# What is being asked
Set every record down verbatim and omit the pictures.

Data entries

──────

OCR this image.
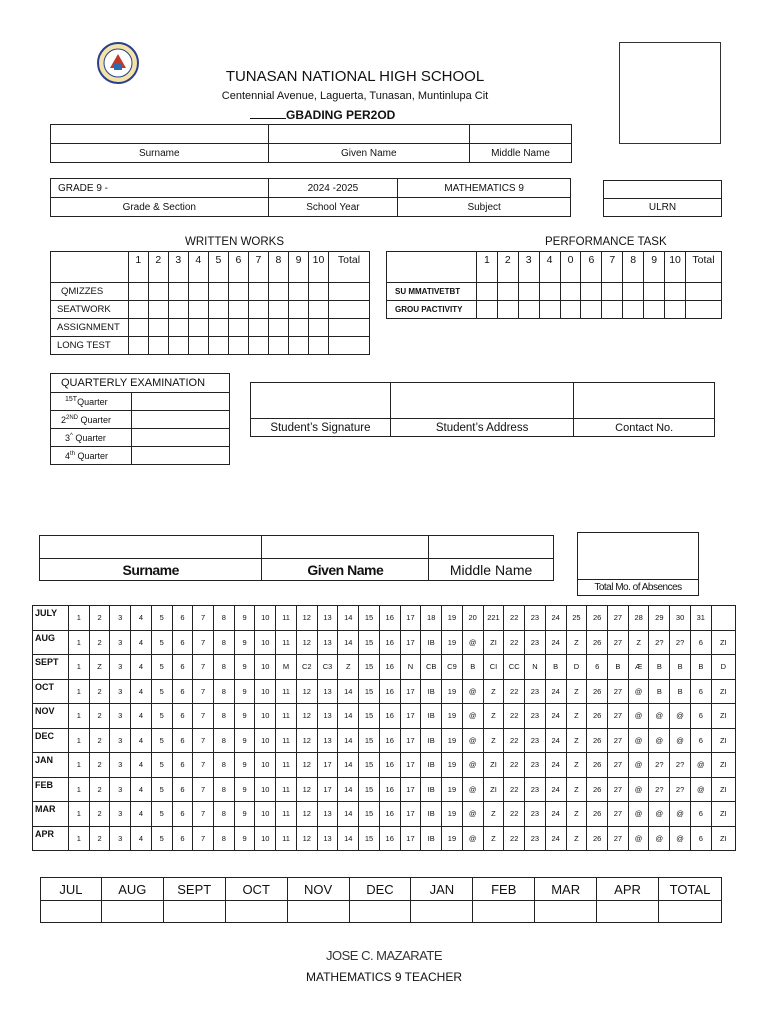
TUNASAN NATIONAL HIGH SCHOOL
Centennial Avenue, Laguerta, Tunasan, Muntinlupa Cit
GBADING PER2OD

Surname	Given Name	Middle Name
GRADE 9 -	2024 -2025	MATHEMATICS 9
Grade & Section	School Year	Subject	ULRN
WRITTEN WORKS
	1	2	3	4	5	6	7	8	9	10	Total
QMIZZES											
SEATWORK											
ASSIGNMENT											
LONG TEST											
PERFORMANCE TASK
	1	2	3	4	0	6	7	8	9	10	Total
SU MMATIVETBT											
GROU PACTIVITY											
QUARTERLY EXAMINATION	
$^{15T}$Quarter	
$2^{2ND}$ Quarter	
3^ Quarter	
4th Quarter	

Student’s Signature	Student’s Address	Contact No.

Surname	Given Name	Middle Name
Total Mo. of Absences
JULY	1	2	3	4	5	6	7	8	9	10	11	12	13	14	15	16	17	18	19	20	221	22	23	24	25	26	27	28	29	30	31	
AUG	1	2	3	4	5	6	7	8	9	10	11	12	13	14	15	16	17	IB	19	@	ZI	22	23	24	Z	26	27	Z	2?	2?	6	ZI
SEPT	1	Z	3	4	5	6	7	8	9	10	M	C2	C3	Z	15	16	N	CB	C9	B	CI	CC	N	B	D	6	B	Æ	B	B	B	D
OCT	1	2	3	4	5	6	7	8	9	10	11	12	13	14	15	16	17	IB	19	@	Z	22	23	24	Z	26	27	@	B	B	6	ZI
NOV	1	2	3	4	5	6	7	8	9	10	11	12	13	14	15	16	17	IB	19	@	Z	22	23	24	Z	26	27	@	@	@	6	ZI
DEC	1	2	3	4	5	6	7	8	9	10	11	12	13	14	15	16	17	IB	19	@	Z	22	23	24	Z	26	27	@	@	@	6	ZI
JAN	1	2	3	4	5	6	7	8	9	10	11	12	17	14	15	16	17	IB	19	@	ZI	22	23	24	Z	26	27	@	2?	2?	@	ZI
FEB	1	2	3	4	5	6	7	8	9	10	11	12	17	14	15	16	17	IB	19	@	ZI	22	23	24	Z	26	27	@	2?	2?	@	ZI
MAR	1	2	3	4	5	6	7	8	9	10	11	12	13	14	15	16	17	IB	19	@	Z	22	23	24	Z	26	27	@	@	@	6	ZI
APR	1	2	3	4	5	6	7	8	9	10	11	12	13	14	15	16	17	IB	19	@	Z	22	23	24	Z	26	27	@	@	@	6	ZI
JUL	AUG	SEPT	OCT	NOV	DEC	JAN	FEB	MAR	APR	TOTAL

JOSE C. MAZARATE
MATHEMATICS 9 TEACHER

──────

# Final result
OCR this image.
TUNASAN NATIONAL HIGH SCHOOL
Centennial Avenue, Laguerta, Tunasan, Muntinlupa Cit
GBADING PER2OD

Surname	Given Name	Middle Name
GRADE 9 -	2024 -2025	MATHEMATICS 9
Grade & Section	School Year	Subject	ULRN
WRITTEN WORKS
	1	2	3	4	5	6	7	8	9	10	Total
QMIZZES											
SEATWORK											
ASSIGNMENT											
LONG TEST											
PERFORMANCE TASK
	1	2	3	4	0	6	7	8	9	10	Total
SU MMATIVETBT											
GROU PACTIVITY											
QUARTERLY EXAMINATION	
$^{15T}$Quarter	
$2^{2ND}$ Quarter	
3^ Quarter	
4th Quarter	

Student’s Signature	Student’s Address	Contact No.

Surname	Given Name	Middle Name
Total Mo. of Absences
JULY	1	2	3	4	5	6	7	8	9	10	11	12	13	14	15	16	17	18	19	20	221	22	23	24	25	26	27	28	29	30	31	
AUG	1	2	3	4	5	6	7	8	9	10	11	12	13	14	15	16	17	IB	19	@	ZI	22	23	24	Z	26	27	Z	2?	2?	6	ZI
SEPT	1	Z	3	4	5	6	7	8	9	10	M	C2	C3	Z	15	16	N	CB	C9	B	CI	CC	N	B	D	6	B	Æ	B	B	B	D
OCT	1	2	3	4	5	6	7	8	9	10	11	12	13	14	15	16	17	IB	19	@	Z	22	23	24	Z	26	27	@	B	B	6	ZI
NOV	1	2	3	4	5	6	7	8	9	10	11	12	13	14	15	16	17	IB	19	@	Z	22	23	24	Z	26	27	@	@	@	6	ZI
DEC	1	2	3	4	5	6	7	8	9	10	11	12	13	14	15	16	17	IB	19	@	Z	22	23	24	Z	26	27	@	@	@	6	ZI
JAN	1	2	3	4	5	6	7	8	9	10	11	12	17	14	15	16	17	IB	19	@	ZI	22	23	24	Z	26	27	@	2?	2?	@	ZI
FEB	1	2	3	4	5	6	7	8	9	10	11	12	17	14	15	16	17	IB	19	@	ZI	22	23	24	Z	26	27	@	2?	2?	@	ZI
MAR	1	2	3	4	5	6	7	8	9	10	11	12	13	14	15	16	17	IB	19	@	Z	22	23	24	Z	26	27	@	@	@	6	ZI
APR	1	2	3	4	5	6	7	8	9	10	11	12	13	14	15	16	17	IB	19	@	Z	22	23	24	Z	26	27	@	@	@	6	ZI
JUL	AUG	SEPT	OCT	NOV	DEC	JAN	FEB	MAR	APR	TOTAL

JOSE C. MAZARATE
MATHEMATICS 9 TEACHER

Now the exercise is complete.